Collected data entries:

- - - - - - -

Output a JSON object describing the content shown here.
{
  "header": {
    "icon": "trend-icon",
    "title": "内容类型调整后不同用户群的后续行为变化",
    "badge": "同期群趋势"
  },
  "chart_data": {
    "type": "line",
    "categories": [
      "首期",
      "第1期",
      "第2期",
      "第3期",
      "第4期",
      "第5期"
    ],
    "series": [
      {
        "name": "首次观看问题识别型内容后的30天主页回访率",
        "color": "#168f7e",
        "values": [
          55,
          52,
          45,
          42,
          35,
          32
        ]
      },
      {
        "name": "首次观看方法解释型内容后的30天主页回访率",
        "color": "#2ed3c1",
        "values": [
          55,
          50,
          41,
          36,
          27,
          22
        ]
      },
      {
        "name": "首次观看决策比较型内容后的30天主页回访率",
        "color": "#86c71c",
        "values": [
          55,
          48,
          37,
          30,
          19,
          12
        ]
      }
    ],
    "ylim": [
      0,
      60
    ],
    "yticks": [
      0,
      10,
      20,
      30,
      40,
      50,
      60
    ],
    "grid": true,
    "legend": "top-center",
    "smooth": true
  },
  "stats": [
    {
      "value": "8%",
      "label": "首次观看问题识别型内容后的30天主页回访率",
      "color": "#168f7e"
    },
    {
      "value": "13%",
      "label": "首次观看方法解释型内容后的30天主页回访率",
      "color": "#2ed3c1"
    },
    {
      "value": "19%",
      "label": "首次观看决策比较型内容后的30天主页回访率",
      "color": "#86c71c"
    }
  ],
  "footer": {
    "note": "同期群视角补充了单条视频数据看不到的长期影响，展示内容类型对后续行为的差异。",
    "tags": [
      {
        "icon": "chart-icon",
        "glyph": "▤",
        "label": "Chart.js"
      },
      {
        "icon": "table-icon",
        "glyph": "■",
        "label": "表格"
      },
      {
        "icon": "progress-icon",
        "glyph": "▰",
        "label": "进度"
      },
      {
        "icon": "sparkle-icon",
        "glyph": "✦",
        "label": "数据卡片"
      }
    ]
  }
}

- - - - - - -

Stated task:
Every line above should be printed again exactly as it stands.

Problem solution:
Output a JSON object describing the content shown here.
{
  "header": {
    "icon": "trend-icon",
    "title": "内容类型调整后不同用户群的后续行为变化",
    "badge": "同期群趋势"
  },
  "chart_data": {
    "type": "line",
    "categories": [
      "首期",
      "第1期",
      "第2期",
      "第3期",
      "第4期",
      "第5期"
    ],
    "series": [
      {
        "name": "首次观看问题识别型内容后的30天主页回访率",
        "color": "#168f7e",
        "values": [
          55,
          52,
          45,
          42,
          35,
          32
        ]
      },
      {
        "name": "首次观看方法解释型内容后的30天主页回访率",
        "color": "#2ed3c1",
        "values": [
          55,
          50,
          41,
          36,
          27,
          22
        ]
      },
      {
        "name": "首次观看决策比较型内容后的30天主页回访率",
        "color": "#86c71c",
        "values": [
          55,
          48,
          37,
          30,
          19,
          12
        ]
      }
    ],
    "ylim": [
      0,
      60
    ],
    "yticks": [
      0,
      10,
      20,
      30,
      40,
      50,
      60
    ],
    "grid": true,
    "legend": "top-center",
    "smooth": true
  },
  "stats": [
    {
      "value": "8%",
      "label": "首次观看问题识别型内容后的30天主页回访率",
      "color": "#168f7e"
    },
    {
      "value": "13%",
      "label": "首次观看方法解释型内容后的30天主页回访率",
      "color": "#2ed3c1"
    },
    {
      "value": "19%",
      "label": "首次观看决策比较型内容后的30天主页回访率",
      "color": "#86c71c"
    }
  ],
  "footer": {
    "note": "同期群视角补充了单条视频数据看不到的长期影响，展示内容类型对后续行为的差异。",
    "tags": [
      {
        "icon": "chart-icon",
        "glyph": "▤",
        "label": "Chart.js"
      },
      {
        "icon": "table-icon",
        "glyph": "■",
        "label": "表格"
      },
      {
        "icon": "progress-icon",
        "glyph": "▰",
        "label": "进度"
      },
      {
        "icon": "sparkle-icon",
        "glyph": "✦",
        "label": "数据卡片"
      }
    ]
  }
}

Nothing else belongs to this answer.